----- Input rows

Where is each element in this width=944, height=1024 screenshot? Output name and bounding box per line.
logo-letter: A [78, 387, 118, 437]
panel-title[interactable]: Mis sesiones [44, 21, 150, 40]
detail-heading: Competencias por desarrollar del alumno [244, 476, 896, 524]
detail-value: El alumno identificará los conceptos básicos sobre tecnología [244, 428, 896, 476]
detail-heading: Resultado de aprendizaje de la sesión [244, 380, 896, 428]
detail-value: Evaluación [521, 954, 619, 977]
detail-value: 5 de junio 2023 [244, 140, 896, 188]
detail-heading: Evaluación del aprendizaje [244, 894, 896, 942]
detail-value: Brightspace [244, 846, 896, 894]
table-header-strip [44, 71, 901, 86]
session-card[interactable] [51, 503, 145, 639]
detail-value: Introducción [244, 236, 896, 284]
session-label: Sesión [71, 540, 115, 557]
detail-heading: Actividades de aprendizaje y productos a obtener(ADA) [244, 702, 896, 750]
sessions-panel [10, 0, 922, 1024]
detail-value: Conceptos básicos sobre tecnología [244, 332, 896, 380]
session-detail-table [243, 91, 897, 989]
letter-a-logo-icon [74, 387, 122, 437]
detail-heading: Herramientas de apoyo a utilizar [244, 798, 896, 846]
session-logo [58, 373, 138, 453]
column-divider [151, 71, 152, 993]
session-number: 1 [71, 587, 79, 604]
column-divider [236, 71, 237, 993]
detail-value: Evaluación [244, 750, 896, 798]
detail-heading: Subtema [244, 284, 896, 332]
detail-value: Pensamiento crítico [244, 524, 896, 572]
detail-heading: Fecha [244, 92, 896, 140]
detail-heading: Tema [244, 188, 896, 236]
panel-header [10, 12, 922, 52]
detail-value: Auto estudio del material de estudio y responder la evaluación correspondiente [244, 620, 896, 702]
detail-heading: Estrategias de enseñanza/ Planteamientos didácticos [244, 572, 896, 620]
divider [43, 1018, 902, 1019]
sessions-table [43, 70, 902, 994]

----------

• [Exercise task]
Rewrite the records above with every "detail-value" changed to "detail-text", leaving everything else the same.

• [Result of the exercise]
Where is each element in this width=944, height=1024 screenshot? Output name and bounding box per line.
logo-letter: A [78, 387, 118, 437]
panel-title[interactable]: Mis sesiones [44, 21, 150, 40]
detail-heading: Competencias por desarrollar del alumno [244, 476, 896, 524]
detail-text: El alumno identificará los conceptos básicos sobre tecnología [244, 428, 896, 476]
detail-heading: Resultado de aprendizaje de la sesión [244, 380, 896, 428]
detail-text: Evaluación [521, 954, 619, 977]
detail-text: 5 de junio 2023 [244, 140, 896, 188]
detail-heading: Evaluación del aprendizaje [244, 894, 896, 942]
detail-text: Brightspace [244, 846, 896, 894]
table-header-strip [44, 71, 901, 86]
session-card[interactable] [51, 503, 145, 639]
detail-text: Introducción [244, 236, 896, 284]
session-label: Sesión [71, 540, 115, 557]
detail-heading: Actividades de aprendizaje y productos a obtener(ADA) [244, 702, 896, 750]
sessions-panel [10, 0, 922, 1024]
detail-text: Conceptos básicos sobre tecnología [244, 332, 896, 380]
session-detail-table [243, 91, 897, 989]
letter-a-logo-icon [74, 387, 122, 437]
detail-heading: Herramientas de apoyo a utilizar [244, 798, 896, 846]
session-logo [58, 373, 138, 453]
column-divider [151, 71, 152, 993]
session-number: 1 [71, 587, 79, 604]
column-divider [236, 71, 237, 993]
detail-text: Evaluación [244, 750, 896, 798]
detail-heading: Subtema [244, 284, 896, 332]
detail-text: Pensamiento crítico [244, 524, 896, 572]
detail-heading: Fecha [244, 92, 896, 140]
detail-heading: Tema [244, 188, 896, 236]
panel-header [10, 12, 922, 52]
detail-text: Auto estudio del material de estudio y responder la evaluación correspondiente [244, 620, 896, 702]
detail-heading: Estrategias de enseñanza/ Planteamientos didácticos [244, 572, 896, 620]
divider [43, 1018, 902, 1019]
sessions-table [43, 70, 902, 994]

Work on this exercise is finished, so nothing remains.